Challenge – Write out every line of the items below with no character changed.
+ + + + + + +
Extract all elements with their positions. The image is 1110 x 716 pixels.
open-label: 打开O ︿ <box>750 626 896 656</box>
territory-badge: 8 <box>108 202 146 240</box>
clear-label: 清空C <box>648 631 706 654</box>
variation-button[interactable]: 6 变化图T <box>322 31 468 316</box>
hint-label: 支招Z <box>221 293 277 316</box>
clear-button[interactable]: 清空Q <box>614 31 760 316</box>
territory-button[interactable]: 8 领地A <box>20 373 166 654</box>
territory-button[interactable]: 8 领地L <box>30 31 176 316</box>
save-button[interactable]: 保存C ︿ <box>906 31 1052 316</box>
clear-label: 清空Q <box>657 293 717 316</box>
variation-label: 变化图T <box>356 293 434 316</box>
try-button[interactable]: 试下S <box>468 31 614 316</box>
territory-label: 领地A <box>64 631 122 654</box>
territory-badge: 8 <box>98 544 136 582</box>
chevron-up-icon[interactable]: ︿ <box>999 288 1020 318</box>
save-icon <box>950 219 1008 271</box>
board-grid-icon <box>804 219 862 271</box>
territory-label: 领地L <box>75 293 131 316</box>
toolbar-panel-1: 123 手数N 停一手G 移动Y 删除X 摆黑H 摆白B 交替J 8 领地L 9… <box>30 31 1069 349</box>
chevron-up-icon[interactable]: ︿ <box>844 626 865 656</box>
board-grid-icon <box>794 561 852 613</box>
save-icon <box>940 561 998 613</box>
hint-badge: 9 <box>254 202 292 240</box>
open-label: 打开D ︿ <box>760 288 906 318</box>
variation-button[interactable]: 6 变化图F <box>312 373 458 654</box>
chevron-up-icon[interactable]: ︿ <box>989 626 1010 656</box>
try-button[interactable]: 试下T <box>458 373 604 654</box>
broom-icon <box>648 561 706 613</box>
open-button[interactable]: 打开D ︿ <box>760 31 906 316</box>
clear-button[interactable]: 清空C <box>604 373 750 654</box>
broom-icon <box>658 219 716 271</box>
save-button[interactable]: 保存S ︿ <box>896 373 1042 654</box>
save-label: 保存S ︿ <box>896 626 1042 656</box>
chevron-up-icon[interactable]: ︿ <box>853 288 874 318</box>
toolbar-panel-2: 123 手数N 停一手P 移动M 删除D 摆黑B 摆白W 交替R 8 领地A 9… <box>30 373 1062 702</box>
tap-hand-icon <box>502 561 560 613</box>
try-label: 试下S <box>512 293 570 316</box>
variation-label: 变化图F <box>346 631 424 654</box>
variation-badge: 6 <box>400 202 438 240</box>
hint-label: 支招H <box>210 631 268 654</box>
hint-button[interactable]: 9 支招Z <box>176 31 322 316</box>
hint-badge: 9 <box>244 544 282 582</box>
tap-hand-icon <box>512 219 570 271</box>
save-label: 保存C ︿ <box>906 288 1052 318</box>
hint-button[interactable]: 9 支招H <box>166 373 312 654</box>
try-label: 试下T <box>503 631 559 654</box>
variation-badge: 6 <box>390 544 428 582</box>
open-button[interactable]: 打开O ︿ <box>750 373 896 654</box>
+ + + + + + +
Task response –
Extract all elements with their positions. The image is 1110 x 716 pixels.
open-label: 打开O ︿ <box>750 626 896 656</box>
territory-badge: 8 <box>108 202 146 240</box>
clear-label: 清空C <box>648 631 706 654</box>
variation-button[interactable]: 6 变化图T <box>322 31 468 316</box>
hint-label: 支招Z <box>221 293 277 316</box>
clear-button[interactable]: 清空Q <box>614 31 760 316</box>
territory-button[interactable]: 8 领地A <box>20 373 166 654</box>
territory-button[interactable]: 8 领地L <box>30 31 176 316</box>
save-button[interactable]: 保存C ︿ <box>906 31 1052 316</box>
clear-label: 清空Q <box>657 293 717 316</box>
variation-label: 变化图T <box>356 293 434 316</box>
try-button[interactable]: 试下S <box>468 31 614 316</box>
territory-label: 领地A <box>64 631 122 654</box>
territory-badge: 8 <box>98 544 136 582</box>
chevron-up-icon[interactable]: ︿ <box>999 288 1020 318</box>
save-icon <box>950 219 1008 271</box>
board-grid-icon <box>804 219 862 271</box>
territory-label: 领地L <box>75 293 131 316</box>
toolbar-panel-1: 123 手数N 停一手G 移动Y 删除X 摆黑H 摆白B 交替J 8 领地L 9… <box>30 31 1069 349</box>
chevron-up-icon[interactable]: ︿ <box>844 626 865 656</box>
board-grid-icon <box>794 561 852 613</box>
save-icon <box>940 561 998 613</box>
hint-badge: 9 <box>254 202 292 240</box>
open-label: 打开D ︿ <box>760 288 906 318</box>
variation-button[interactable]: 6 变化图F <box>312 373 458 654</box>
chevron-up-icon[interactable]: ︿ <box>989 626 1010 656</box>
try-button[interactable]: 试下T <box>458 373 604 654</box>
broom-icon <box>648 561 706 613</box>
open-button[interactable]: 打开D ︿ <box>760 31 906 316</box>
clear-button[interactable]: 清空C <box>604 373 750 654</box>
broom-icon <box>658 219 716 271</box>
save-button[interactable]: 保存S ︿ <box>896 373 1042 654</box>
save-label: 保存S ︿ <box>896 626 1042 656</box>
chevron-up-icon[interactable]: ︿ <box>853 288 874 318</box>
toolbar-panel-2: 123 手数N 停一手P 移动M 删除D 摆黑B 摆白W 交替R 8 领地A 9… <box>30 373 1062 702</box>
tap-hand-icon <box>502 561 560 613</box>
try-label: 试下S <box>512 293 570 316</box>
variation-label: 变化图F <box>346 631 424 654</box>
variation-badge: 6 <box>400 202 438 240</box>
hint-label: 支招H <box>210 631 268 654</box>
hint-button[interactable]: 9 支招Z <box>176 31 322 316</box>
hint-badge: 9 <box>244 544 282 582</box>
tap-hand-icon <box>512 219 570 271</box>
save-label: 保存C ︿ <box>906 288 1052 318</box>
hint-button[interactable]: 9 支招H <box>166 373 312 654</box>
try-label: 试下T <box>503 631 559 654</box>
variation-badge: 6 <box>390 544 428 582</box>
open-button[interactable]: 打开O ︿ <box>750 373 896 654</box>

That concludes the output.